Task to complete. Check every line below for the word "JSON" and copy each one that has it.

Excerpted records.
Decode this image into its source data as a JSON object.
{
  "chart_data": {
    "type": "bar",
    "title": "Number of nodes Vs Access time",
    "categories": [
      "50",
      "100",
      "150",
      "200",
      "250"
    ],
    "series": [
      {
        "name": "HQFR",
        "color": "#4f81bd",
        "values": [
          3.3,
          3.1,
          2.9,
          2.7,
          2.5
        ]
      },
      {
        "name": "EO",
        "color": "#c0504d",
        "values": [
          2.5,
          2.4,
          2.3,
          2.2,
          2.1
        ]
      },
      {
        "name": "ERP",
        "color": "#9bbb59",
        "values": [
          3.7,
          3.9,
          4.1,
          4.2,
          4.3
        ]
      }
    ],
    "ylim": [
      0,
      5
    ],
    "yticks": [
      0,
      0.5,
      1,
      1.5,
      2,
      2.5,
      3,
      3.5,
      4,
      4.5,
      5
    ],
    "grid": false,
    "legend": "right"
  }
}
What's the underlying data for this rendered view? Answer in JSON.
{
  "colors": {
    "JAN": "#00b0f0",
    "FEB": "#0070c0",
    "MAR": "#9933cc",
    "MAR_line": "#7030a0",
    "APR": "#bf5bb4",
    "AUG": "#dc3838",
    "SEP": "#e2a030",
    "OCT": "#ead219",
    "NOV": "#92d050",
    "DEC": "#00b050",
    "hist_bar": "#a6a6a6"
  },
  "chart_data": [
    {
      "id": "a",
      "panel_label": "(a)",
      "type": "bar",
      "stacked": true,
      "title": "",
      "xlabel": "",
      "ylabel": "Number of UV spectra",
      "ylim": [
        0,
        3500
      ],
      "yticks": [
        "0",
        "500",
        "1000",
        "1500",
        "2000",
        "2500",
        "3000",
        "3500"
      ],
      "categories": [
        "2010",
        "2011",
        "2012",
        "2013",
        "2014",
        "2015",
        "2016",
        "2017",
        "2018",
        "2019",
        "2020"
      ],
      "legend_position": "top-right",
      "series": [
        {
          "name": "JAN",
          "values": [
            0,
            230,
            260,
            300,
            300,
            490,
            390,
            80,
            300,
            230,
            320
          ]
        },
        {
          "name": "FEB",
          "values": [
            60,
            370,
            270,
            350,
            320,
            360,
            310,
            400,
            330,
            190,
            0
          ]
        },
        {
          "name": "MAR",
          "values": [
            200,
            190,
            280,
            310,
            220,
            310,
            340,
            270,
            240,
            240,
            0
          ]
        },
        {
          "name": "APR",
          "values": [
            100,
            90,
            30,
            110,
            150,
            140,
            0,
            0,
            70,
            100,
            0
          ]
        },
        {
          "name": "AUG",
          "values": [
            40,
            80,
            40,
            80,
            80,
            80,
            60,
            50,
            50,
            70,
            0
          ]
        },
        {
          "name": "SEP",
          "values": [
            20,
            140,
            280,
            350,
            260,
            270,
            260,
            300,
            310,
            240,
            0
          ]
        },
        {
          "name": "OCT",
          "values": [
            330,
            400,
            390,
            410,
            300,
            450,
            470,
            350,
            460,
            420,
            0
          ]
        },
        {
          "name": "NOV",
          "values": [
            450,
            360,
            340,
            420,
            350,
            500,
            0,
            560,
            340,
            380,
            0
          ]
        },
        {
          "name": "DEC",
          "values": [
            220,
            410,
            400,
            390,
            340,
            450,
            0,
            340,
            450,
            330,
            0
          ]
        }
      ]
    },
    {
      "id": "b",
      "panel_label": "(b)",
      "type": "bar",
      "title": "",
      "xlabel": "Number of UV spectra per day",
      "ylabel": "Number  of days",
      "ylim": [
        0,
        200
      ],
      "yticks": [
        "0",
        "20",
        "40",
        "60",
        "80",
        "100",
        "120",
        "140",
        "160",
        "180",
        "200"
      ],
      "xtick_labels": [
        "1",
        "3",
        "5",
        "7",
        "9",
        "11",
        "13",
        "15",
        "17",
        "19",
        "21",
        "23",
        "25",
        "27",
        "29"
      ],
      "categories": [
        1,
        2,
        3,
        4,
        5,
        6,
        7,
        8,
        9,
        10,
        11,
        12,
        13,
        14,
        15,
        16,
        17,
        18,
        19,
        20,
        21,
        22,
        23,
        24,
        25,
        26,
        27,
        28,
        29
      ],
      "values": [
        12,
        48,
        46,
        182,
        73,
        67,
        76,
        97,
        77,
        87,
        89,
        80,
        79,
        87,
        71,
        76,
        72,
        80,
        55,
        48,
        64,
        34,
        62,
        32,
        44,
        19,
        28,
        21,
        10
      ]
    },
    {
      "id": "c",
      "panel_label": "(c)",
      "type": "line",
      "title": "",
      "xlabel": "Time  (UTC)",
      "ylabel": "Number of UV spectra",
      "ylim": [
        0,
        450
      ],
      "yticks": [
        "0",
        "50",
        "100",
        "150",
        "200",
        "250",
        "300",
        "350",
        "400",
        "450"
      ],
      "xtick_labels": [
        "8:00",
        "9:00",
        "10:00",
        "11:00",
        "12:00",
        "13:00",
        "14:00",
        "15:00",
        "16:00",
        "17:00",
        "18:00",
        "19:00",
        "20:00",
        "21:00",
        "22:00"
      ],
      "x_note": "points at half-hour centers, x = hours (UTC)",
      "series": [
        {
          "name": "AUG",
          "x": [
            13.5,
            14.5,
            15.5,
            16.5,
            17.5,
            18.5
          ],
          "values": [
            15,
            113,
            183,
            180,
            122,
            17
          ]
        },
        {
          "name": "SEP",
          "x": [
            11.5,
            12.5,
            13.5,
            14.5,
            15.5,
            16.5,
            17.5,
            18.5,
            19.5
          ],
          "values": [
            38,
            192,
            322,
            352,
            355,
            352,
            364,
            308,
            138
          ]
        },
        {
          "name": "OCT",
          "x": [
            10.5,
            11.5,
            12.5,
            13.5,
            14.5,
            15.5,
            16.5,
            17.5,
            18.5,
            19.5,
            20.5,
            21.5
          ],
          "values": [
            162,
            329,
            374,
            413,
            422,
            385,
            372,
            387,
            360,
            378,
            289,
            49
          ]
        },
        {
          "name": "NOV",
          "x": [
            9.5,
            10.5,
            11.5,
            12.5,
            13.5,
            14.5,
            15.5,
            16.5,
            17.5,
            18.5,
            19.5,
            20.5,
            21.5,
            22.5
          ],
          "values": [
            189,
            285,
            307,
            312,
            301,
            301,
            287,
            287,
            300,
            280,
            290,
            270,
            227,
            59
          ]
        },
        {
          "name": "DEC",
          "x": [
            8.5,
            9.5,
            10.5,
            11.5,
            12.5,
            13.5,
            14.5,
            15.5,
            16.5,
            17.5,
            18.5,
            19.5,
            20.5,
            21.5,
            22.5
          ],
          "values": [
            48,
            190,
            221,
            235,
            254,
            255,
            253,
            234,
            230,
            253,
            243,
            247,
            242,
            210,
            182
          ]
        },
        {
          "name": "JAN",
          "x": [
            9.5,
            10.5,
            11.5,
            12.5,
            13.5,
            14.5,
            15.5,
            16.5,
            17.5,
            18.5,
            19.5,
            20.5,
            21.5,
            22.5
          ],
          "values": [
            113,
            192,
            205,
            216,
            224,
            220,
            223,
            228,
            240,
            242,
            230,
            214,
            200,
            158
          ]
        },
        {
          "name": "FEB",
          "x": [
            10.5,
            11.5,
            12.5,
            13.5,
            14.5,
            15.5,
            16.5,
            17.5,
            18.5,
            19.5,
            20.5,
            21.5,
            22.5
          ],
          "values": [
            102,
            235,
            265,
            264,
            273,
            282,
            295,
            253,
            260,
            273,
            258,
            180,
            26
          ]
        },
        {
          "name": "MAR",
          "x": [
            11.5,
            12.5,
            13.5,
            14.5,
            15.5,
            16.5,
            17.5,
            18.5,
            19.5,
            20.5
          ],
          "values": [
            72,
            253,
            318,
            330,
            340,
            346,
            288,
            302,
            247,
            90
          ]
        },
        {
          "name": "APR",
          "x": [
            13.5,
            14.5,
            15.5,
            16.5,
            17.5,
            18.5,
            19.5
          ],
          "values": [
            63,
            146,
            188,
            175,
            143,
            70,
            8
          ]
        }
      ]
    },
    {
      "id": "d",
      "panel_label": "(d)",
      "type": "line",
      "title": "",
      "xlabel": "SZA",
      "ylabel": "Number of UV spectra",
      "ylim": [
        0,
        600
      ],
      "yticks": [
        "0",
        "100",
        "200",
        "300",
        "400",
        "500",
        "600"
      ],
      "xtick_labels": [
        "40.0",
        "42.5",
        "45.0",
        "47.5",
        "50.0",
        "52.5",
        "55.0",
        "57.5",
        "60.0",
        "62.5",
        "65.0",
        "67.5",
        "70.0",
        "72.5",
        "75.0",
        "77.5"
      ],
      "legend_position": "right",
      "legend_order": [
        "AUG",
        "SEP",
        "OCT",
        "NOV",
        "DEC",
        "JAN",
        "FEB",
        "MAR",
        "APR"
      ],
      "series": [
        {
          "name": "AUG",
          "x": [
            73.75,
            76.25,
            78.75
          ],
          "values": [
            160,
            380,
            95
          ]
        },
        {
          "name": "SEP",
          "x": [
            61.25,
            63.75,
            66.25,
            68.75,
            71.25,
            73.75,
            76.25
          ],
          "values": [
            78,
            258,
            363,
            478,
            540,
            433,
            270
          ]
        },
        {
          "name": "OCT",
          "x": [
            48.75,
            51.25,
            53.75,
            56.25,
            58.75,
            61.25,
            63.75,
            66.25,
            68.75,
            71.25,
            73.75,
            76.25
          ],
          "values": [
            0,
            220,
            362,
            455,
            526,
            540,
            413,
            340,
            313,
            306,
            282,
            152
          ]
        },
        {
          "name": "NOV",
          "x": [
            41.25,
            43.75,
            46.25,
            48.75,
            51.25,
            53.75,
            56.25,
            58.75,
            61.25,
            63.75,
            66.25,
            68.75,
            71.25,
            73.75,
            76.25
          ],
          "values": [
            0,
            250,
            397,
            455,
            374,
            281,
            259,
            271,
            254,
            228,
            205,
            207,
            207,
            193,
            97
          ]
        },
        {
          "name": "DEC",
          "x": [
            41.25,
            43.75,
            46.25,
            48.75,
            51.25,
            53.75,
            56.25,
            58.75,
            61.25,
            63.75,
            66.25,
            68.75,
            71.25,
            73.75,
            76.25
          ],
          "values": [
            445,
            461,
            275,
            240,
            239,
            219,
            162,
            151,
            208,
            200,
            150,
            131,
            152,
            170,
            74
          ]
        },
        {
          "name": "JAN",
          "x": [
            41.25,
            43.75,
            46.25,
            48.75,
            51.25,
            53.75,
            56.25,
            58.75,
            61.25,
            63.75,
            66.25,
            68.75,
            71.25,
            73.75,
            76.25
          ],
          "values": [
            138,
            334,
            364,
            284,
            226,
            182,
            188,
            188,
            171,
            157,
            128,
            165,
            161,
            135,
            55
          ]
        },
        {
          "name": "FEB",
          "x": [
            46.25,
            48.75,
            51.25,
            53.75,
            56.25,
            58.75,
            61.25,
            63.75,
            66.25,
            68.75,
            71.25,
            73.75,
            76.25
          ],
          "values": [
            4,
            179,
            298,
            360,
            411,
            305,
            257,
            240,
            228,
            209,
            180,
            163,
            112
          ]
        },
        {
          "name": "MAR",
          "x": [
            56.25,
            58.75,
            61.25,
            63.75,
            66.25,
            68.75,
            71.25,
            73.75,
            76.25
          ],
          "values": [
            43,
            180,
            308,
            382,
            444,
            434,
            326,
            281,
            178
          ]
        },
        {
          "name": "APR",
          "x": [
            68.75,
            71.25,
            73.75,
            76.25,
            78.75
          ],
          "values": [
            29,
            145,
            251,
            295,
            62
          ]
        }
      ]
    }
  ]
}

Task solution.
Decode this image into its source data as a JSON object.
What's the underlying data for this rendered view? Answer in JSON.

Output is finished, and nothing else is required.